[Collection entries]

■ ■ ■ ■

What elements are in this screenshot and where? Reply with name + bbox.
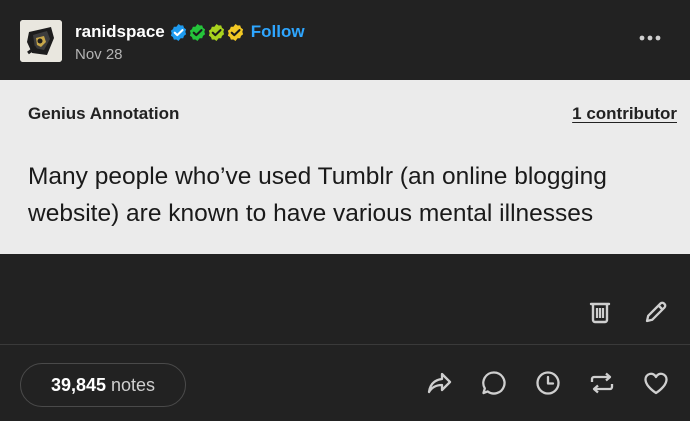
edit-icon[interactable] [642,298,670,326]
annotation-title: Genius Annotation [28,104,180,123]
user-line: ranidspace Follow [75,22,305,42]
post-header: ranidspace Follow Nov 28 [20,18,670,68]
avatar[interactable] [20,20,62,62]
username[interactable]: ranidspace [75,22,165,42]
verified-badge-green-icon[interactable] [188,23,207,42]
verified-badge-yellowgreen-icon[interactable] [207,23,226,42]
divider [0,344,690,345]
avatar-image [20,20,62,62]
more-dots-icon [639,35,661,41]
reblog-icon[interactable] [588,369,616,397]
follow-button[interactable]: Follow [251,22,305,42]
reply-icon[interactable] [480,369,508,397]
verified-badge-yellow-icon[interactable] [226,23,245,42]
contributors-link[interactable]: 1 contributor [572,104,677,124]
annotation-body: Many people who’ve used Tumblr (an onlin… [28,163,607,227]
like-icon[interactable] [642,369,670,397]
share-icon[interactable] [426,369,454,397]
more-button[interactable] [638,30,662,48]
post-actions [426,369,670,397]
genius-annotation: Genius Annotation 1 contributor Many peo… [0,80,690,254]
notes-label: notes [111,374,156,395]
post-date[interactable]: Nov 28 [75,46,123,63]
post-card: ranidspace Follow Nov 28 Genius Annotati… [0,0,690,421]
delete-icon[interactable] [586,298,614,326]
notes-button[interactable]: 39,845 notes [20,363,186,407]
history-icon[interactable] [534,369,562,397]
notes-count: 39,845 [50,374,106,395]
badges [169,23,245,42]
verified-badge-blue-icon[interactable] [169,23,188,42]
post-tools [586,298,670,326]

■ ■ ■ ■

Written problem: Copy the items from the line with "edit-icon[interactable] [642,298,670,326]" to the line with "avatar-image [20,20,62,62]", changing "divider" to "separator" and leaving everything else unchanged. Give only those lines.

Right answer:
edit-icon[interactable] [642,298,670,326]
annotation-title: Genius Annotation [28,104,180,123]
user-line: ranidspace Follow [75,22,305,42]
post-header: ranidspace Follow Nov 28 [20,18,670,68]
avatar[interactable] [20,20,62,62]
username[interactable]: ranidspace [75,22,165,42]
verified-badge-green-icon[interactable] [188,23,207,42]
verified-badge-yellowgreen-icon[interactable] [207,23,226,42]
separator [0,344,690,345]
avatar-image [20,20,62,62]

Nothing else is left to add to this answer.